Records:
::::::::

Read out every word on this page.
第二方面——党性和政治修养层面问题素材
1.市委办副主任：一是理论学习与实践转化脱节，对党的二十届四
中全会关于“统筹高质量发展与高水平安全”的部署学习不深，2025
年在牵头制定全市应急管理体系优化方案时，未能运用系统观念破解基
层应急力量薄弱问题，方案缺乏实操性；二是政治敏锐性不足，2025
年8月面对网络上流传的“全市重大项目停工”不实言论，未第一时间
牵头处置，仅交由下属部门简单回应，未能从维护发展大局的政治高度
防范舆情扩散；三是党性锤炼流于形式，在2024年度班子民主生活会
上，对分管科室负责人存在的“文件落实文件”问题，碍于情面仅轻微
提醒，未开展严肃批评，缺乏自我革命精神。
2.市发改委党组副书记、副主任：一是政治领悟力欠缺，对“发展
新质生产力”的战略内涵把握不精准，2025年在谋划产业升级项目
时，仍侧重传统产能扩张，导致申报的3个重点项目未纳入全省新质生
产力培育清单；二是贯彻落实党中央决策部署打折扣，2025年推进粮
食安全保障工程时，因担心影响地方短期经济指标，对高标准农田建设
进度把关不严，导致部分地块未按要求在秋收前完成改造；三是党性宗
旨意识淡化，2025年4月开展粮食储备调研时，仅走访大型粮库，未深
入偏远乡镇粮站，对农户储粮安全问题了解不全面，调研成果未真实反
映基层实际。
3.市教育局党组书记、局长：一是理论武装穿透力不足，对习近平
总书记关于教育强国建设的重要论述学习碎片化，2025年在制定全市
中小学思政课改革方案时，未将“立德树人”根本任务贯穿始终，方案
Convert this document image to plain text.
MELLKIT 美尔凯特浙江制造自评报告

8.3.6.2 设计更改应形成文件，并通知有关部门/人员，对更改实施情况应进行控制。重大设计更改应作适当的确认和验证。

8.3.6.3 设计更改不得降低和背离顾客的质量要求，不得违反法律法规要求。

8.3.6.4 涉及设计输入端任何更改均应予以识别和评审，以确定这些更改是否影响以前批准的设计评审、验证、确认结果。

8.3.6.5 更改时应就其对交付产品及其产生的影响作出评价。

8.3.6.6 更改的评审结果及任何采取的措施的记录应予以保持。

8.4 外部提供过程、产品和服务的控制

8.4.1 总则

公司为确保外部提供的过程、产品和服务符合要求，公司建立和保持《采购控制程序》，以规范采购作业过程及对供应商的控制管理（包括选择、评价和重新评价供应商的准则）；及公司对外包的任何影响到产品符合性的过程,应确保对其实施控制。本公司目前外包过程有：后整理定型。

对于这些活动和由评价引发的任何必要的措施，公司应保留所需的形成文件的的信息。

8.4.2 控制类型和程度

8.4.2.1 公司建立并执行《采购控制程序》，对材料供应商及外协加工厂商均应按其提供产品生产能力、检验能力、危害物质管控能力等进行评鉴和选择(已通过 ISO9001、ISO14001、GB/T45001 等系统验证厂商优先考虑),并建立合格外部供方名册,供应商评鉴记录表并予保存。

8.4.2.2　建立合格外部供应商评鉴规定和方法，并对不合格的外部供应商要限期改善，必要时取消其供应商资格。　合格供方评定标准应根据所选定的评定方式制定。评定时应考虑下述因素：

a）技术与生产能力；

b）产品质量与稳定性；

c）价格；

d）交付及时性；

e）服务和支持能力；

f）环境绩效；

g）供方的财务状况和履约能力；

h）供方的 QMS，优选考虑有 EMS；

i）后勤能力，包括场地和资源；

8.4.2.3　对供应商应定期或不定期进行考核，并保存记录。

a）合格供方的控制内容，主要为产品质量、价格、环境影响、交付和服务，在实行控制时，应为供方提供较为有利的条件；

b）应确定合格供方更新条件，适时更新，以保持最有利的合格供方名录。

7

::::::::

## [Short task]
List every line above that contains the word "this".

## [Expected answer]
Read out every word on this page.
Convert this document image to plain text.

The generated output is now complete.